What you should do: Set down the material below word for word, excluding the pictures.

Data entries:
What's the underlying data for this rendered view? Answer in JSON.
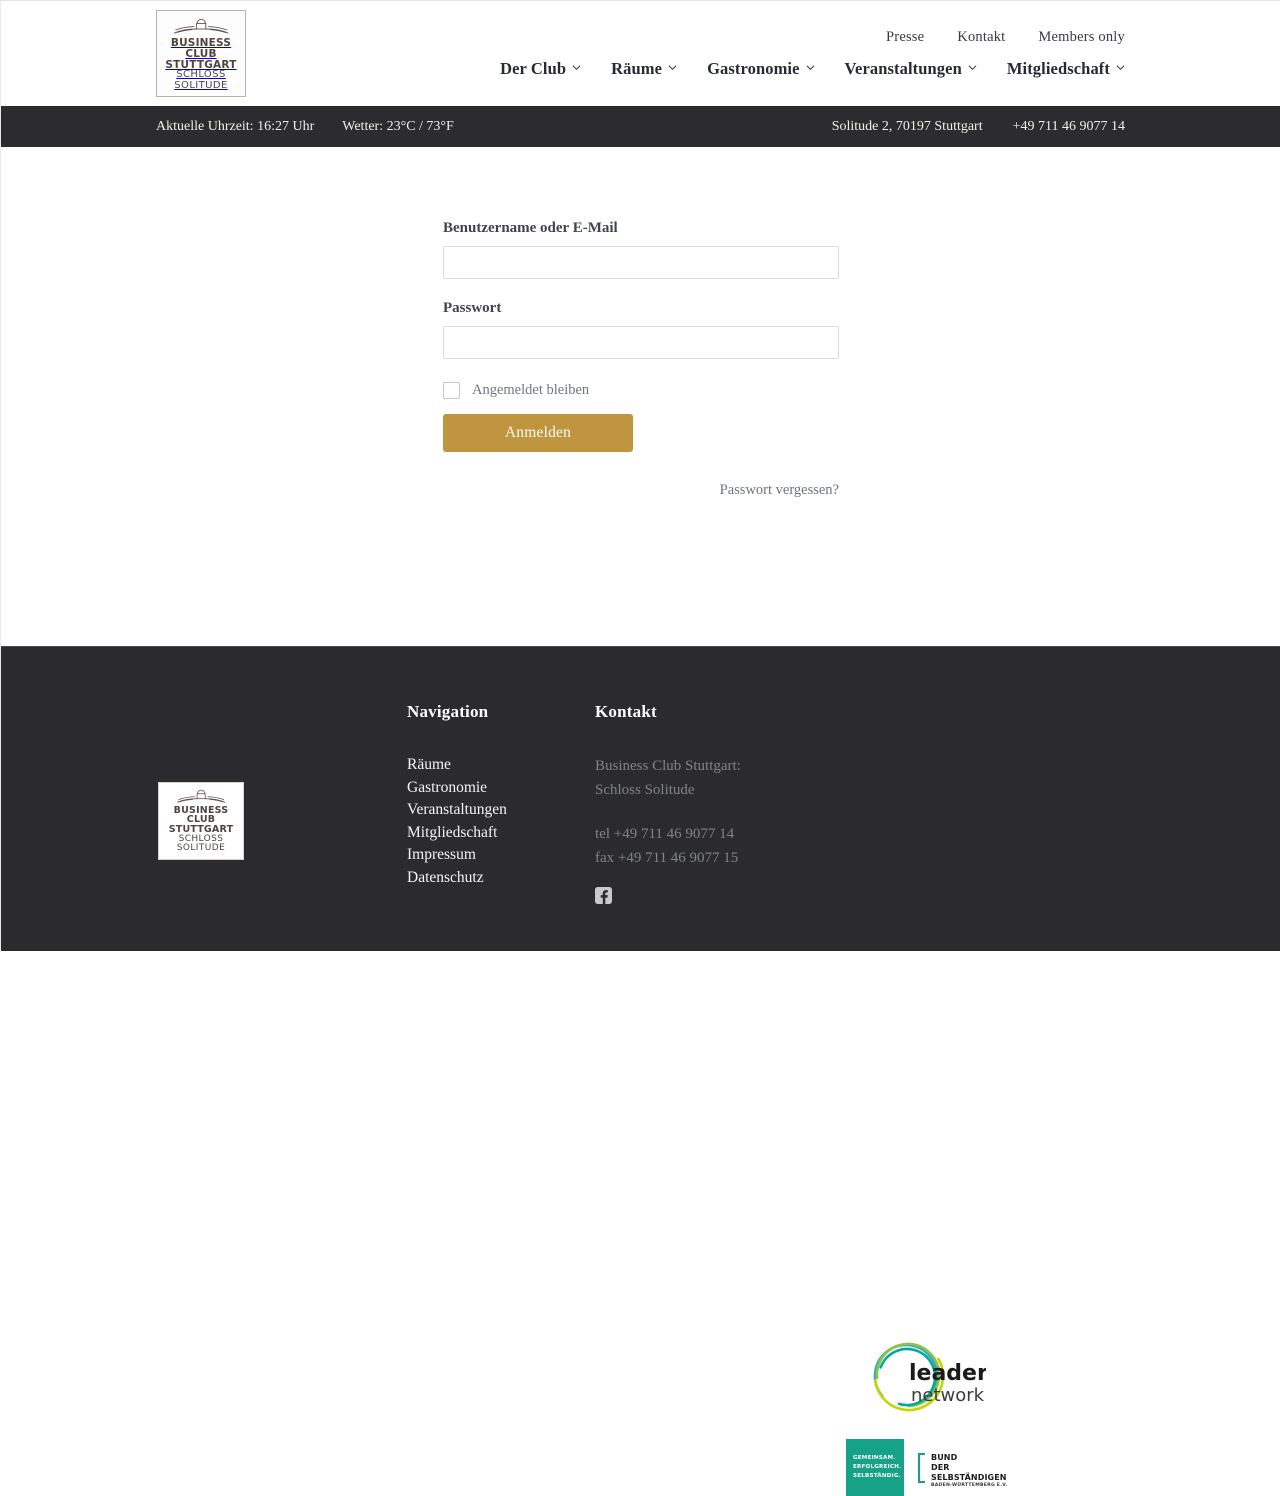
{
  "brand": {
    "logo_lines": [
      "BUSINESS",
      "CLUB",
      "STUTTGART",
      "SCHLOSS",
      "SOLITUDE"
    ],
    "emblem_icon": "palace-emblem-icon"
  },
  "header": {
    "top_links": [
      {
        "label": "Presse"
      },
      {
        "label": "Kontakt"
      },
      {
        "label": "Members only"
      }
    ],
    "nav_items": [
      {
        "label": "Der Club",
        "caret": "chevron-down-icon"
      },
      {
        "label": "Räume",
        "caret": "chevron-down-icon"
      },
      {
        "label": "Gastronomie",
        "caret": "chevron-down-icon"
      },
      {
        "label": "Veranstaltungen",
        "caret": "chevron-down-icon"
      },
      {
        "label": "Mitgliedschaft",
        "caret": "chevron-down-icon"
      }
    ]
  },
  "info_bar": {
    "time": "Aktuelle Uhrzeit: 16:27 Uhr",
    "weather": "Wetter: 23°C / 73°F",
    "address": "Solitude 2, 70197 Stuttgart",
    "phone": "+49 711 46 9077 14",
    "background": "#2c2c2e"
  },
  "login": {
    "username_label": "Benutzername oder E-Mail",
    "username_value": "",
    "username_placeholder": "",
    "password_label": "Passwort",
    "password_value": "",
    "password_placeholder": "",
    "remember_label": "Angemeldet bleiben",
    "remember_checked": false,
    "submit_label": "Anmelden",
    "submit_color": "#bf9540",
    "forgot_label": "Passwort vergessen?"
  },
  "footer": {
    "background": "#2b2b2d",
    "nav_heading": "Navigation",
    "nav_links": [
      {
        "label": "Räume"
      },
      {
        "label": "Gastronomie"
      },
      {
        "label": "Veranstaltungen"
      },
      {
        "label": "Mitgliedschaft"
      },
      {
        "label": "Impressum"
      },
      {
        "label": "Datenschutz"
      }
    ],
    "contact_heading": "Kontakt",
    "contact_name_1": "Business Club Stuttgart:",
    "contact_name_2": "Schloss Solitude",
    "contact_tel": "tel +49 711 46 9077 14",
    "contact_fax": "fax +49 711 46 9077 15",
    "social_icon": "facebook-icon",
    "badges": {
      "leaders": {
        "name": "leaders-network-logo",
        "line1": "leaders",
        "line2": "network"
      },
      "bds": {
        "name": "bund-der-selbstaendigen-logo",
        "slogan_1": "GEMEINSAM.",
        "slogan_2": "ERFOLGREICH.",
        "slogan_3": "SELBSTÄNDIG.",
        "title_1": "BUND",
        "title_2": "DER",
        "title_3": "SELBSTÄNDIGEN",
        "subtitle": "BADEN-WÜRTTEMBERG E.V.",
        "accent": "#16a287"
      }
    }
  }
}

Response:
What's the underlying data for this rendered view? Answer in JSON.
{
  "brand": {
    "logo_lines": [
      "BUSINESS",
      "CLUB",
      "STUTTGART",
      "SCHLOSS",
      "SOLITUDE"
    ],
    "emblem_icon": "palace-emblem-icon"
  },
  "header": {
    "top_links": [
      {
        "label": "Presse"
      },
      {
        "label": "Kontakt"
      },
      {
        "label": "Members only"
      }
    ],
    "nav_items": [
      {
        "label": "Der Club",
        "caret": "chevron-down-icon"
      },
      {
        "label": "Räume",
        "caret": "chevron-down-icon"
      },
      {
        "label": "Gastronomie",
        "caret": "chevron-down-icon"
      },
      {
        "label": "Veranstaltungen",
        "caret": "chevron-down-icon"
      },
      {
        "label": "Mitgliedschaft",
        "caret": "chevron-down-icon"
      }
    ]
  },
  "info_bar": {
    "time": "Aktuelle Uhrzeit: 16:27 Uhr",
    "weather": "Wetter: 23°C / 73°F",
    "address": "Solitude 2, 70197 Stuttgart",
    "phone": "+49 711 46 9077 14",
    "background": "#2c2c2e"
  },
  "login": {
    "username_label": "Benutzername oder E-Mail",
    "username_value": "",
    "username_placeholder": "",
    "password_label": "Passwort",
    "password_value": "",
    "password_placeholder": "",
    "remember_label": "Angemeldet bleiben",
    "remember_checked": false,
    "submit_label": "Anmelden",
    "submit_color": "#bf9540",
    "forgot_label": "Passwort vergessen?"
  },
  "footer": {
    "background": "#2b2b2d",
    "nav_heading": "Navigation",
    "nav_links": [
      {
        "label": "Räume"
      },
      {
        "label": "Gastronomie"
      },
      {
        "label": "Veranstaltungen"
      },
      {
        "label": "Mitgliedschaft"
      },
      {
        "label": "Impressum"
      },
      {
        "label": "Datenschutz"
      }
    ],
    "contact_heading": "Kontakt",
    "contact_name_1": "Business Club Stuttgart:",
    "contact_name_2": "Schloss Solitude",
    "contact_tel": "tel +49 711 46 9077 14",
    "contact_fax": "fax +49 711 46 9077 15",
    "social_icon": "facebook-icon",
    "badges": {
      "leaders": {
        "name": "leaders-network-logo",
        "line1": "leaders",
        "line2": "network"
      },
      "bds": {
        "name": "bund-der-selbstaendigen-logo",
        "slogan_1": "GEMEINSAM.",
        "slogan_2": "ERFOLGREICH.",
        "slogan_3": "SELBSTÄNDIG.",
        "title_1": "BUND",
        "title_2": "DER",
        "title_3": "SELBSTÄNDIGEN",
        "subtitle": "BADEN-WÜRTTEMBERG E.V.",
        "accent": "#16a287"
      }
    }
  }
}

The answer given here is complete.